** START Entries shown **
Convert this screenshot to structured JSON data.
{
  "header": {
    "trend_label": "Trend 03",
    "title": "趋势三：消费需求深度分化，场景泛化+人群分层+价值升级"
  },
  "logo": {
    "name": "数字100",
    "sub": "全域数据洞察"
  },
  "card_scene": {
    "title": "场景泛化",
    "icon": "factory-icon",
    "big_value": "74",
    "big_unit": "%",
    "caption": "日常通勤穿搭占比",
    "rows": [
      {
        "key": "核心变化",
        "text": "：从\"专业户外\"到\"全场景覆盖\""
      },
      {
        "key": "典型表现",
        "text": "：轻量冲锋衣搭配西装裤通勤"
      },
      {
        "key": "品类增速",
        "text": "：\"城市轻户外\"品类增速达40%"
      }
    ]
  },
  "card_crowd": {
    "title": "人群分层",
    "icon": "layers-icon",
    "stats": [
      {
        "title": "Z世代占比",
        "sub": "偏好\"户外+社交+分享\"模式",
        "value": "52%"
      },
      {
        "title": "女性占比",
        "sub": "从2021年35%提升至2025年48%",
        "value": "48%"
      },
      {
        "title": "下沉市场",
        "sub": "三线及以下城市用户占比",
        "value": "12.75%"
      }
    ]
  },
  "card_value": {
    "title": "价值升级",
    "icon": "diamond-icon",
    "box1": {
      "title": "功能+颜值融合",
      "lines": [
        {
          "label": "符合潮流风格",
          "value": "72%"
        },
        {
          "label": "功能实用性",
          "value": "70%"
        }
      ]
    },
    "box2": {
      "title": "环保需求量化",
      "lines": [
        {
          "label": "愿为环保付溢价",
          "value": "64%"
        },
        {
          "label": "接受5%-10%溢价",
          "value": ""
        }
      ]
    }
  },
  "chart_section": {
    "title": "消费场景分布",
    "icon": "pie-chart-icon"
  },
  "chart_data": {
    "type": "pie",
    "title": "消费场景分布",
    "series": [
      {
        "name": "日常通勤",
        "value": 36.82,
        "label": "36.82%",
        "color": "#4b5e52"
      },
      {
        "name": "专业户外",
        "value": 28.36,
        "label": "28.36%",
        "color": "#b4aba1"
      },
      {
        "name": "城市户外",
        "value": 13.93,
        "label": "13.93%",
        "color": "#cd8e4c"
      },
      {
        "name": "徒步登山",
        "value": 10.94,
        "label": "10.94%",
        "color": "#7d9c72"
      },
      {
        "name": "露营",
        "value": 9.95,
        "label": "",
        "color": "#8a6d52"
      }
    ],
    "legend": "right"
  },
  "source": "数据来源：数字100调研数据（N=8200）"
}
** END Entries shown **
### Directive
Repeat the material above in full, keeping every word.

### Solution
Convert this screenshot to structured JSON data.
{
  "header": {
    "trend_label": "Trend 03",
    "title": "趋势三：消费需求深度分化，场景泛化+人群分层+价值升级"
  },
  "logo": {
    "name": "数字100",
    "sub": "全域数据洞察"
  },
  "card_scene": {
    "title": "场景泛化",
    "icon": "factory-icon",
    "big_value": "74",
    "big_unit": "%",
    "caption": "日常通勤穿搭占比",
    "rows": [
      {
        "key": "核心变化",
        "text": "：从\"专业户外\"到\"全场景覆盖\""
      },
      {
        "key": "典型表现",
        "text": "：轻量冲锋衣搭配西装裤通勤"
      },
      {
        "key": "品类增速",
        "text": "：\"城市轻户外\"品类增速达40%"
      }
    ]
  },
  "card_crowd": {
    "title": "人群分层",
    "icon": "layers-icon",
    "stats": [
      {
        "title": "Z世代占比",
        "sub": "偏好\"户外+社交+分享\"模式",
        "value": "52%"
      },
      {
        "title": "女性占比",
        "sub": "从2021年35%提升至2025年48%",
        "value": "48%"
      },
      {
        "title": "下沉市场",
        "sub": "三线及以下城市用户占比",
        "value": "12.75%"
      }
    ]
  },
  "card_value": {
    "title": "价值升级",
    "icon": "diamond-icon",
    "box1": {
      "title": "功能+颜值融合",
      "lines": [
        {
          "label": "符合潮流风格",
          "value": "72%"
        },
        {
          "label": "功能实用性",
          "value": "70%"
        }
      ]
    },
    "box2": {
      "title": "环保需求量化",
      "lines": [
        {
          "label": "愿为环保付溢价",
          "value": "64%"
        },
        {
          "label": "接受5%-10%溢价",
          "value": ""
        }
      ]
    }
  },
  "chart_section": {
    "title": "消费场景分布",
    "icon": "pie-chart-icon"
  },
  "chart_data": {
    "type": "pie",
    "title": "消费场景分布",
    "series": [
      {
        "name": "日常通勤",
        "value": 36.82,
        "label": "36.82%",
        "color": "#4b5e52"
      },
      {
        "name": "专业户外",
        "value": 28.36,
        "label": "28.36%",
        "color": "#b4aba1"
      },
      {
        "name": "城市户外",
        "value": 13.93,
        "label": "13.93%",
        "color": "#cd8e4c"
      },
      {
        "name": "徒步登山",
        "value": 10.94,
        "label": "10.94%",
        "color": "#7d9c72"
      },
      {
        "name": "露营",
        "value": 9.95,
        "label": "",
        "color": "#8a6d52"
      }
    ],
    "legend": "right"
  },
  "source": "数据来源：数字100调研数据（N=8200）"
}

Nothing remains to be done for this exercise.